■ **Directives**
[1] Answer these questions about the blog post on the Sabbath Manifesto:
(a) Who started the Sabbath Manifesto?
(b) Which day did the writer and Sandy pick to begin?
(c) How long did the Community United Against Antisemitism and Racism event last?
[2] Extend the blog post on the Sabbath Manifesto with a few more paragraphs, starting after its final sentence.
══ Extract ══
March 25th, 2010 by Rainey

I know I read about it online.  Oh, the irony.

The Sabbath Manifesto, started by a group of techno-savvy, young Jewish artists, seeks to reclaim a bit of what it means to truly observe the sabbath.  The ten principles they outline are these: avoid technology, connect with loved ones, nurture your health, get outside, avoid commerce, light candles, drink wine, eat bread, find silence, give back.

Sandy and I thought it would be a great idea to try this out.  We picked this past Sunday to begin.  Now, it should be noted that this past Sunday may not have been the best model of Sabbath rest.  In addition to two church services, Sunday school and a visiting sister, I also had a large Community United Against Antisemitism and Racism event that lasted four hours in the afternoon.  Day of rest it was not.  BUT, we at least began in our quest to unplug a bit, avoiding television, laptop, and ipod touch.  I had to check my blackberry once to figure out how to get to said event and I called Sandy on the phone to let him know I was on my way home.
═══
══ Data entries ══
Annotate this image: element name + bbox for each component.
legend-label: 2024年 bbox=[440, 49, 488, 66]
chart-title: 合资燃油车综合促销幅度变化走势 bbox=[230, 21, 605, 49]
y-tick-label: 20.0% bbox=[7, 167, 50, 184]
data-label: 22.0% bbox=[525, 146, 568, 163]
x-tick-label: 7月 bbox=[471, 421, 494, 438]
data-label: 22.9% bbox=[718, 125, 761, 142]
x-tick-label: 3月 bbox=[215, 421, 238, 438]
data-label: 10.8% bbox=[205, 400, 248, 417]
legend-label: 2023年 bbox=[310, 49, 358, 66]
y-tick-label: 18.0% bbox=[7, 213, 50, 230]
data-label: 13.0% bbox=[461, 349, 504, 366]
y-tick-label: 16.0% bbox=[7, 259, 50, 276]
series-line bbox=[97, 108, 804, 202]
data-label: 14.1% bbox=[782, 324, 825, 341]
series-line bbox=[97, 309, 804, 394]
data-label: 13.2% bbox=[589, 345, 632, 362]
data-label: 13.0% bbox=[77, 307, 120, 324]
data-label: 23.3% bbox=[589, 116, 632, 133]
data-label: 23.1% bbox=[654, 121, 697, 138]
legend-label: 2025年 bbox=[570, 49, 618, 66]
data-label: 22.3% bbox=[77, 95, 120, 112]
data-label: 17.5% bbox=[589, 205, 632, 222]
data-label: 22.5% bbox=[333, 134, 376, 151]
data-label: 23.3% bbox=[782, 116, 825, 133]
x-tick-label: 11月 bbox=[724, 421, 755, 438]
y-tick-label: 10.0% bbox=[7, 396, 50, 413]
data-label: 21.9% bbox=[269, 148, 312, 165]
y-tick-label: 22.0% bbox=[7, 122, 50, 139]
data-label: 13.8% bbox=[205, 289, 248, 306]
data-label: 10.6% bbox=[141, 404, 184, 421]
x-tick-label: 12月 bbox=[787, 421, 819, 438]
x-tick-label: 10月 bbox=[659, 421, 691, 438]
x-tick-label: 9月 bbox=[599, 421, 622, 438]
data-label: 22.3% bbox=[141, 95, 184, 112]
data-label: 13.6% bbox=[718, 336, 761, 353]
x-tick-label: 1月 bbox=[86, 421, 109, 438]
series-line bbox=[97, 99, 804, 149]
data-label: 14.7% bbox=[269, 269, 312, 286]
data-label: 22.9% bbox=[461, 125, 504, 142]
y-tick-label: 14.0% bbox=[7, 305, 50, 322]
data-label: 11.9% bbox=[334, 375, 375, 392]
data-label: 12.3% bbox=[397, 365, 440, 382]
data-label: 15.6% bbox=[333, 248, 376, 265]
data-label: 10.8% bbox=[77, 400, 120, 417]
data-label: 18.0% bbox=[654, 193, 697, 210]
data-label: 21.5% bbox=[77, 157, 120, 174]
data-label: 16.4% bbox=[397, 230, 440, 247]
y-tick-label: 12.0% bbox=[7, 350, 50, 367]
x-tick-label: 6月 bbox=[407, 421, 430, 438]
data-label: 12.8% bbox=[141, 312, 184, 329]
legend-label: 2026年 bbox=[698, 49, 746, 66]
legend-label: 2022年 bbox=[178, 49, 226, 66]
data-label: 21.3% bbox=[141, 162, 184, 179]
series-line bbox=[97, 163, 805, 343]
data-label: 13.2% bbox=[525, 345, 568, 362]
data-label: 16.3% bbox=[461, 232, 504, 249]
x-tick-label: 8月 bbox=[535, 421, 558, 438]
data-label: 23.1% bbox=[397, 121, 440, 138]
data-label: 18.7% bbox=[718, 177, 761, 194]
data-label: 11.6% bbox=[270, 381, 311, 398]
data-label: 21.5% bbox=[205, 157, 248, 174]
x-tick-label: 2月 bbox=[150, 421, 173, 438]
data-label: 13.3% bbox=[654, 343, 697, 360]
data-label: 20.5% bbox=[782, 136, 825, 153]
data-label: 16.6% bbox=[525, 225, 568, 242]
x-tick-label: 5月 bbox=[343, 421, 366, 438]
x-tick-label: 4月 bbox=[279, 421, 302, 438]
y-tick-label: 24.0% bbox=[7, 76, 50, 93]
═══
■ **Expected outputs**
[1]
(a) A group of techno-savvy, young Jewish artists
(b) This past Sunday
(c) Four hours

[2]
One thing the experience proved was that you have to actually plan ahead in order to truly observe the sabbath.  You have to clear your day a bit, figure out where you are headed before you get on the road, and print directions before you log off the computer the day before.  It is hard to connect with family when you are working the whole day and YES, being at church is work for anyone who is in ministry, as is a community event for which you served on the steering committee.

So, I wouldn’t really count our first foray as a success.  We kept technology to a minimum, but the joy of the sabbath was not really grasped.  We gave back…but maybe we gave too much for one day?  We spent little time with loved ones, we drank no wine and ate no bread, we lit no candles.  Sandy and Zeke and Katie were outside, so that was good.  Maybe their sabbath was more faithful than mine.  We avoided commerce-mainly because there was little time to squeeze it in.  And the silence and nurturing of health didn’t happen until we fell asleep at 9 pm after a grueling day.

I love the spirit behind this manifesto.  We are going to try again.  But we will plan a bit better this time, I think.  Pick a day with less going on.  Palm Sunday, anyone?  Maybe not.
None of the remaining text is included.